(Element location listings)
· · · · ·
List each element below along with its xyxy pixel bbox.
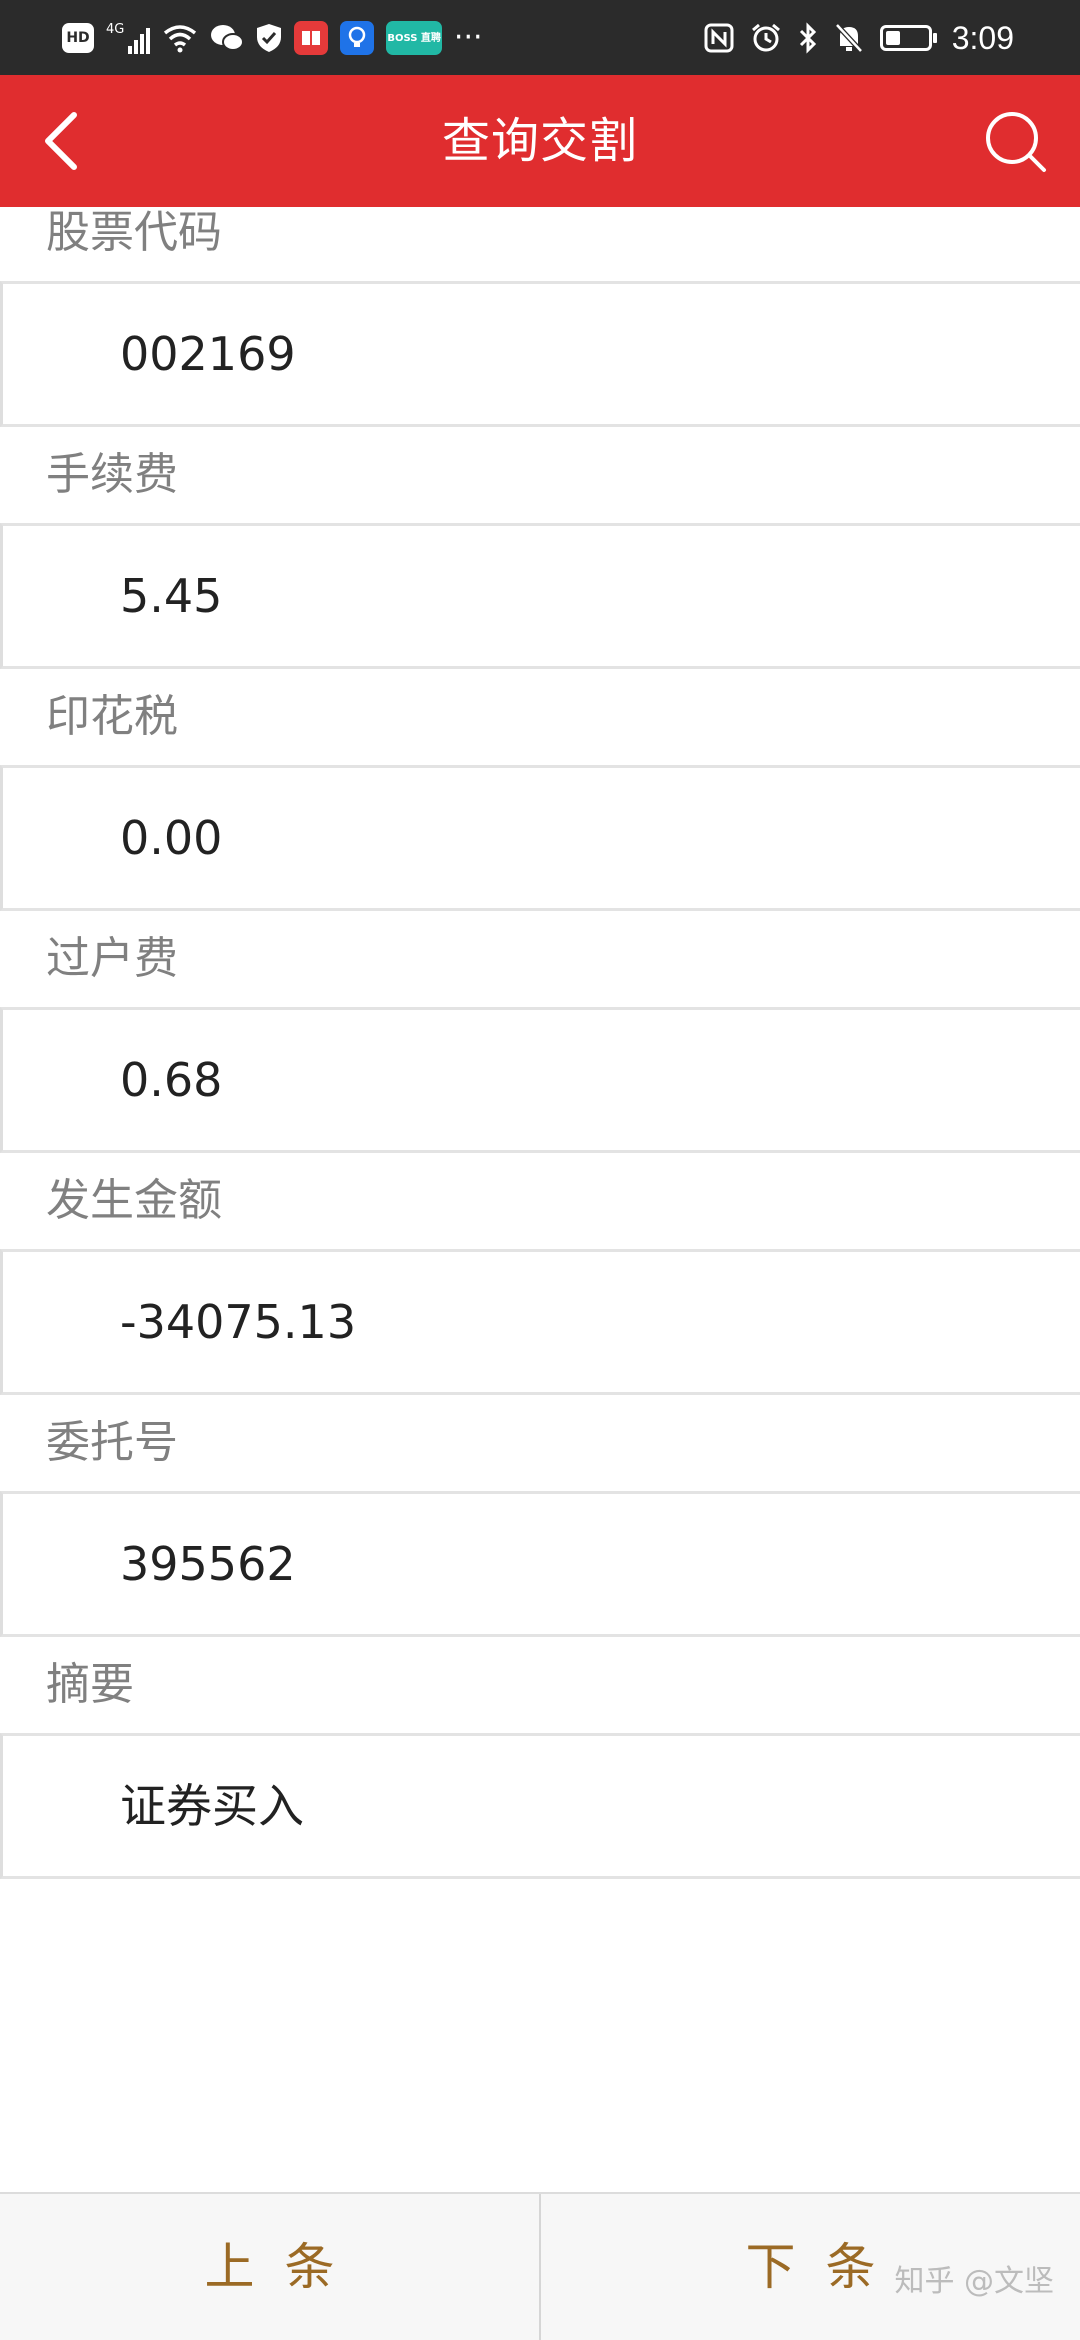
search-icon: [986, 112, 1046, 172]
field-value: 002169: [0, 281, 1080, 427]
reader-app-icon: [294, 21, 329, 55]
field-label: 摘要: [0, 1637, 1080, 1733]
wifi-icon: [164, 25, 197, 53]
field-label: 股票代码: [0, 207, 1080, 281]
battery-icon: [879, 25, 937, 51]
search-button[interactable]: [982, 108, 1048, 174]
status-left-icons: HD 4G BOSS 直聘 ···: [62, 14, 483, 62]
signal-icon: 4G: [106, 22, 151, 54]
mute-bell-icon: [834, 23, 863, 53]
field-value: 0.00: [0, 765, 1080, 911]
shield-icon: [257, 24, 282, 52]
page-title: 查询交割: [441, 113, 638, 169]
field-transfer-fee: 过户费 0.68: [0, 911, 1080, 1153]
hd-badge: HD: [62, 23, 94, 53]
field-order-number: 委托号 395562: [0, 1395, 1080, 1637]
field-label: 印花税: [0, 669, 1080, 765]
field-list: 股票代码 002169 手续费 5.45 印花税 0.00 过户费 0.68 发…: [0, 207, 1080, 1879]
status-time: 3:09: [951, 19, 1014, 56]
field-label: 发生金额: [0, 1153, 1080, 1249]
network-type-label: 4G: [106, 22, 125, 37]
app-header: 查询交割: [0, 75, 1080, 207]
footer-nav: 上条 下条 知乎 @文坚: [0, 2192, 1080, 2340]
field-commission: 手续费 5.45: [0, 427, 1080, 669]
bluetooth-icon: [799, 22, 816, 54]
field-label: 过户费: [0, 911, 1080, 1007]
field-label: 手续费: [0, 427, 1080, 523]
field-value: 5.45: [0, 523, 1080, 669]
field-value: 395562: [0, 1491, 1080, 1637]
nfc-icon: [704, 23, 734, 53]
boss-app-icon: BOSS 直聘: [386, 21, 442, 55]
field-stock-code: 股票代码 002169: [0, 207, 1080, 427]
field-value: 证券买入: [0, 1733, 1080, 1879]
battery-level: [885, 31, 900, 45]
field-value: 0.68: [0, 1007, 1080, 1153]
lightbulb-app-icon: [340, 21, 375, 55]
previous-record-button[interactable]: 上条: [0, 2194, 539, 2340]
more-notifications-icon: ···: [453, 20, 483, 55]
field-amount: 发生金额 -34075.13: [0, 1153, 1080, 1395]
status-bar: HD 4G BOSS 直聘 ··· 3:09: [0, 0, 1080, 75]
status-right-icons: 3:09: [704, 14, 1014, 62]
field-label: 委托号: [0, 1395, 1080, 1491]
alarm-icon: [751, 23, 780, 52]
field-value: -34075.13: [0, 1249, 1080, 1395]
watermark: 知乎 @文坚: [894, 2264, 1054, 2299]
field-summary: 摘要 证券买入: [0, 1637, 1080, 1879]
wechat-icon: [211, 25, 245, 51]
detail-content[interactable]: 股票代码 002169 手续费 5.45 印花税 0.00 过户费 0.68 发…: [0, 207, 1080, 2192]
field-stamp-duty: 印花税 0.00: [0, 669, 1080, 911]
· · · · ·
PROBLEM ▸ Reproduce every line of the data above word for word, leaving out the pictures.

TASK ANSWER ▸
List each element below along with its xyxy pixel bbox.
search-icon: [986, 112, 1046, 172]
field-value: 002169: [0, 281, 1080, 427]
reader-app-icon: [294, 21, 329, 55]
field-label: 摘要: [0, 1637, 1080, 1733]
wifi-icon: [164, 25, 197, 53]
field-label: 股票代码: [0, 207, 1080, 281]
battery-icon: [879, 25, 937, 51]
search-button[interactable]: [982, 108, 1048, 174]
status-left-icons: HD 4G BOSS 直聘 ···: [62, 14, 483, 62]
signal-icon: 4G: [106, 22, 151, 54]
mute-bell-icon: [834, 23, 863, 53]
field-value: 0.00: [0, 765, 1080, 911]
shield-icon: [257, 24, 282, 52]
page-title: 查询交割: [441, 113, 638, 169]
field-transfer-fee: 过户费 0.68: [0, 911, 1080, 1153]
hd-badge: HD: [62, 23, 94, 53]
field-order-number: 委托号 395562: [0, 1395, 1080, 1637]
field-label: 印花税: [0, 669, 1080, 765]
field-list: 股票代码 002169 手续费 5.45 印花税 0.00 过户费 0.68 发…: [0, 207, 1080, 1879]
status-time: 3:09: [951, 19, 1014, 56]
field-label: 发生金额: [0, 1153, 1080, 1249]
network-type-label: 4G: [106, 22, 125, 37]
app-header: 查询交割: [0, 75, 1080, 207]
footer-nav: 上条 下条 知乎 @文坚: [0, 2192, 1080, 2340]
field-commission: 手续费 5.45: [0, 427, 1080, 669]
bluetooth-icon: [799, 22, 816, 54]
field-label: 过户费: [0, 911, 1080, 1007]
field-label: 手续费: [0, 427, 1080, 523]
field-value: 5.45: [0, 523, 1080, 669]
field-value: 395562: [0, 1491, 1080, 1637]
nfc-icon: [704, 23, 734, 53]
boss-app-icon: BOSS 直聘: [386, 21, 442, 55]
field-stock-code: 股票代码 002169: [0, 207, 1080, 427]
field-value: 证券买入: [0, 1733, 1080, 1879]
battery-level: [885, 31, 900, 45]
field-value: 0.68: [0, 1007, 1080, 1153]
lightbulb-app-icon: [340, 21, 375, 55]
previous-record-button[interactable]: 上条: [0, 2194, 539, 2340]
more-notifications-icon: ···: [453, 20, 483, 55]
field-amount: 发生金额 -34075.13: [0, 1153, 1080, 1395]
status-bar: HD 4G BOSS 直聘 ··· 3:09: [0, 0, 1080, 75]
status-right-icons: 3:09: [704, 14, 1014, 62]
field-label: 委托号: [0, 1395, 1080, 1491]
alarm-icon: [751, 23, 780, 52]
field-value: -34075.13: [0, 1249, 1080, 1395]
watermark: 知乎 @文坚: [894, 2264, 1054, 2299]
field-summary: 摘要 证券买入: [0, 1637, 1080, 1879]
wechat-icon: [211, 25, 245, 51]
detail-content[interactable]: 股票代码 002169 手续费 5.45 印花税 0.00 过户费 0.68 发…: [0, 207, 1080, 2192]
field-stamp-duty: 印花税 0.00: [0, 669, 1080, 911]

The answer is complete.